Text section:
☆ ☆ ☆ ☆ ☆
# 1. Office actions
Upon receiving a patent application, the patent examiner will issue a certain action on it. 

https://bulkdata.uspto.gov/data/patent/office/actions/bigdata/2017/

1. Create the simplest problem formulation possible on a development set
2. Train our simple problem on the whole data
3. Eventually make the attempt to predict the complete hierarchy of the IPC

In [2]:
import pandas as pd
import numpy as np
%matplotlib inline

In [None]:
#!wget http://www.patentsview.org/data/20171226/claim.tsv.zip
!wget http://www.patentsview.org/data/20171226/ipcr.tsv.zip
#!wget http://www.patentsview.org/data/20171226/brf_sum_text.tsv.zip

In [None]:
!unzip -o ipcr.tsv.zip
#!unzip -o claim.tsv.zip
#!unzip -o brf_sum_text.tsv

In [None]:
#adc = pd.read_csv('claim.tsv', nrows=2000, delimiter='\t')

In [3]:
ipcr = pd.read_csv('ipcr.tsv', delimiter='\t', low_memory=False,
                  parse_dates=['action_date', 'ipc_version_indicator'])
ipcr.section.unique()




array(['D', 'H', 'G', 'F', 'A', 'C', 'B', 'E', 'Q', 'M', 'K', 'I', 'N',
       'R', 'O', '6', 'L', 'P', '0', 'S', 'Z', 'J', '2', 'X', 'W', '3',
       'V', '1', '8', 'h', 'g', '4', 'T', '?', 'U', 'c', 'Y', 'b', '9',
       '5', 'e'], dtype=object)

In [25]:
sec_desc_dict = {
'section': ['A','B','C','D','E','F','G','H'],
'sec_desc':  ['HUMAN NECESSITIES',
              'PERFORMING OPERATIONS; TRANSPORTING',
              'CHEMISTRY; METALLURGY','TEXTILES; PAPER','FIXED CONSTRUCTIONS',
              'MECHANICAL ENGINEERING; LIGHTING; HEATING; WEAPONS; BLASTING',
              'PHYSICS','ELECTRICITY']}
sec_desc = pd.DataFrame.from_dict(sec_desc_dict).set_index('section')

According to the IPC document, section should be a letter from A-H. 
http://www.wipo.int/classifications/ipc/ipcpub/?notion=scheme&version=20180101&symbol=none&menulang=en&lang=en&viewmode=f&fipcpc=no&showdeleted=yes&indexes=no&headings=yes&notes=yes&direction=o2n&initial=A&cwid=none&tree=no&searchmode=smart

In [4]:
not_AH_patents = ipcr.loc[~ipcr.section.str.match('[A-H]')]
not_AH_patents.shape[0]/ipcr.shape[0]
ipcr = ipcr.loc[ipcr.section.str.match('[A-H]')]

As this is just 0.01% of the data, we simply discard this non-compliant part.
The next important question is how many patents have multilabels (i.e. more than 1 single section letter assigned to them).

In [30]:
ipcr_s = ipcr.loc[:, ['patent_id', 'section']].drop_duplicates()
multi_s = ipcr_s.groupby('patent_id').count()
labelstats = multi_s.reset_index()
labelstats = labelstats.groupby('section').count()
labelstats = (labelstats/ipcr_s.shape[0])
☆ ☆ ☆ ☆ ☆
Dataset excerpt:
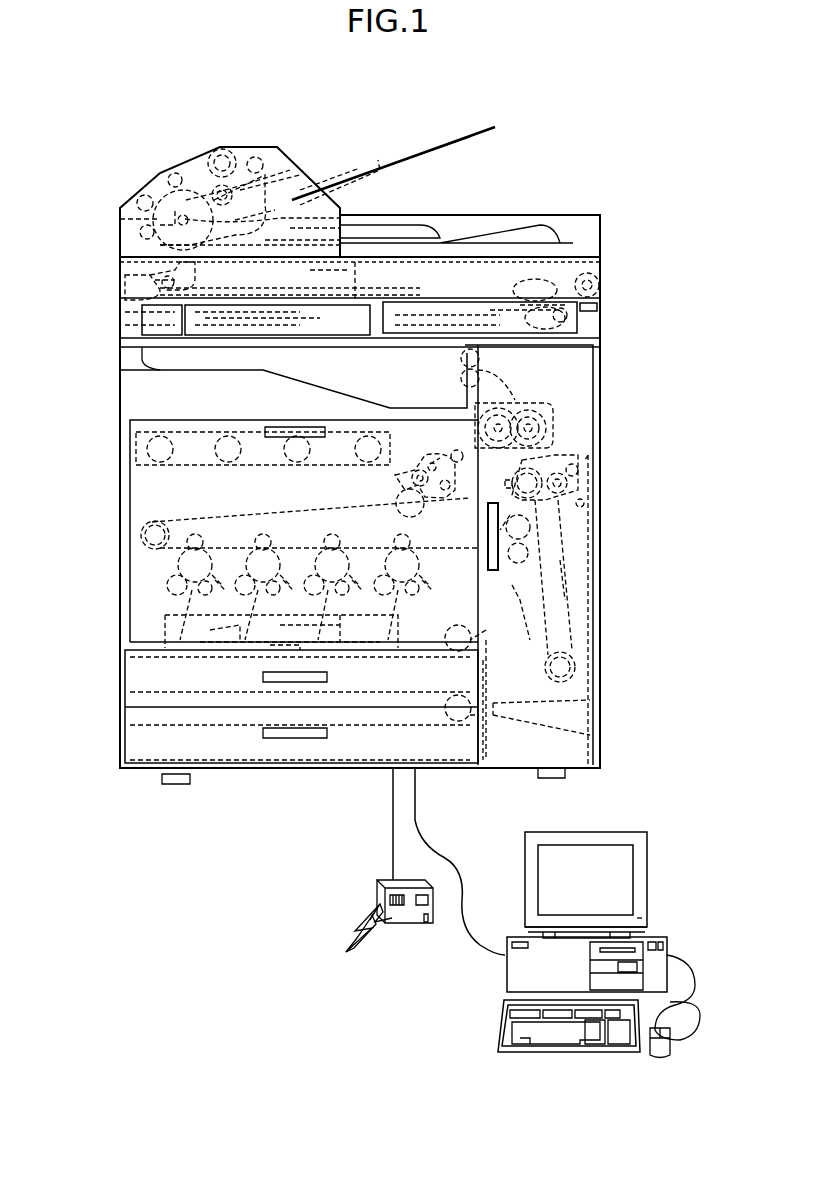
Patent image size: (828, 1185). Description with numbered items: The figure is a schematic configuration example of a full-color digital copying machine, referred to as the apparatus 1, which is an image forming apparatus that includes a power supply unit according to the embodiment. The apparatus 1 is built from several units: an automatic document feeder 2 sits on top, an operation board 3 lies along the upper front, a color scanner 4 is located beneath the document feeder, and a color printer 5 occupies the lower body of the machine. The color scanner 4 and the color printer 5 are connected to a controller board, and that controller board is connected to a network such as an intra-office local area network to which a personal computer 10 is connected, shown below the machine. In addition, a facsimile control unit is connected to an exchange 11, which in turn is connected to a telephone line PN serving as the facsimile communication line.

The full-color digital copying machine 1 is at (426, 132).
The automatic document feeder 2 is at (138, 196).
The operation board 3 is at (578, 316).
The color scanner 4 is at (120, 276).
The color printer 5 is at (120, 444).
The personal computer 10 is at (622, 832).
The exchange 11 is at (400, 924).
The telephone line PN is at (357, 942).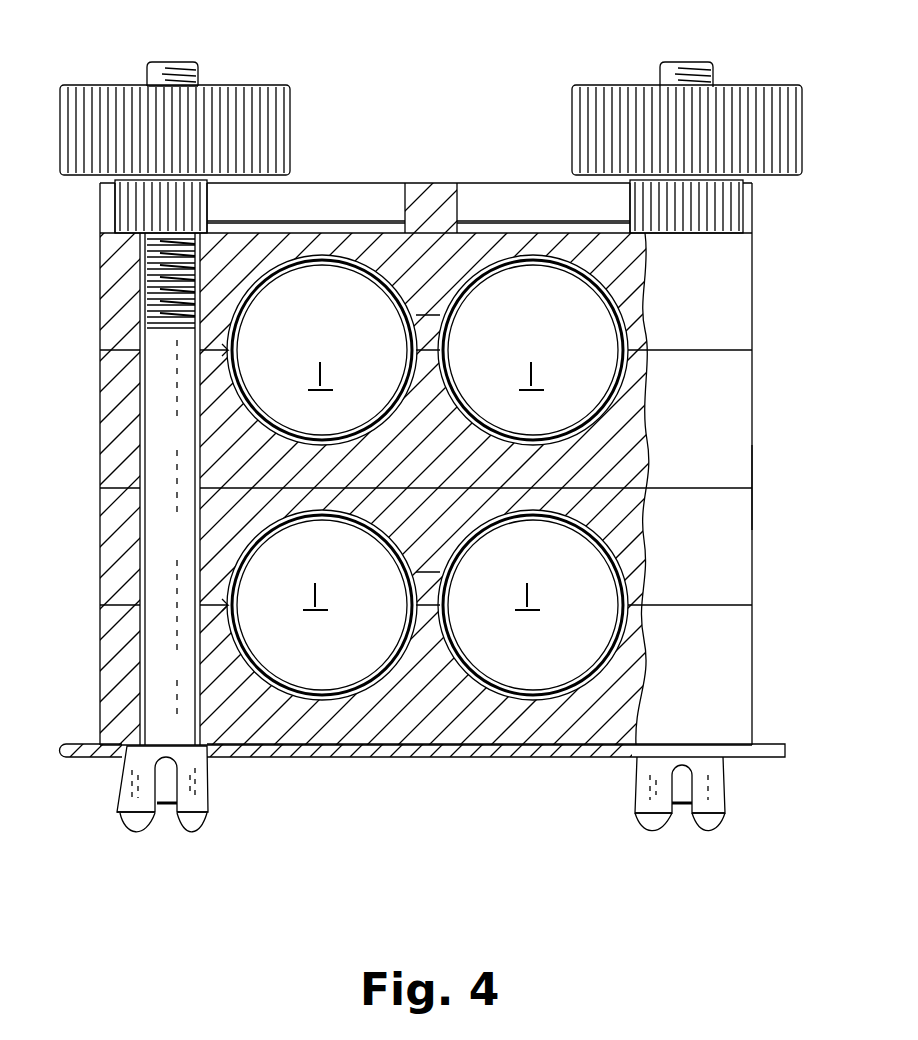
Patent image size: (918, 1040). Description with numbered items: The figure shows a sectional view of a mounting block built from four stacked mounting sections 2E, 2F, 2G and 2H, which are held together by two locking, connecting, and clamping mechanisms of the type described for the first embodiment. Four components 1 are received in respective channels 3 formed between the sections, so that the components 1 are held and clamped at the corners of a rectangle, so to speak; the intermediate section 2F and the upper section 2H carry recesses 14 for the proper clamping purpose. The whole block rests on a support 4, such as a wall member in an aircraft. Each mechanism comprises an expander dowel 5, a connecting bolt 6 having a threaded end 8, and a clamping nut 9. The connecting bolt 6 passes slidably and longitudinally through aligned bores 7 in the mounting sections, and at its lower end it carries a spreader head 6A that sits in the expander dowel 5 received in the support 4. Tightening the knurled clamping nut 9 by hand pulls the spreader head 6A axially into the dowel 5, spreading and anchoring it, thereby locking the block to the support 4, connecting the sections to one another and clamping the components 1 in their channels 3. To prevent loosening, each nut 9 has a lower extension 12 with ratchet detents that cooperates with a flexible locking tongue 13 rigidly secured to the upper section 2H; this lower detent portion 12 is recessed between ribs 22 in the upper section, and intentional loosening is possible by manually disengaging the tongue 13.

The components 1 is at (585, 655).
The channels 3 is at (550, 697).
The support 4 is at (475, 750).
The expander dowel 5 is at (200, 783).
The connecting bolt 6 is at (185, 60).
The spreader head 6A is at (163, 787).
The aligned bores 7 is at (140, 538).
The threaded end 8 is at (147, 72).
The clamping nut 9 is at (283, 118).
The lower extension 12 is at (118, 210).
The locking tongue 13 is at (475, 193).
The recesses 14 is at (430, 333).
The ribs 22 is at (102, 198).
The mounting section 2E is at (738, 678).
The intermediate mounting section 2F is at (740, 518).
The mounting section 2G is at (733, 408).
The upper mounting section 2H is at (745, 305).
☆ ☆ ☆ ☆ ☆
Your objective: Reproduce verbatim the stretch of the patent classification notebook from "multi_s = ipcr_s.groupby('patent_id').count()" through "labelstats = (labelstats/ipcr_s.shape[0])".

Answer to the exercise:
multi_s = ipcr_s.groupby('patent_id').count()
labelstats = multi_s.reset_index()
labelstats = labelstats.groupby('section').count()
labelstats = (labelstats/ipcr_s.shape[0])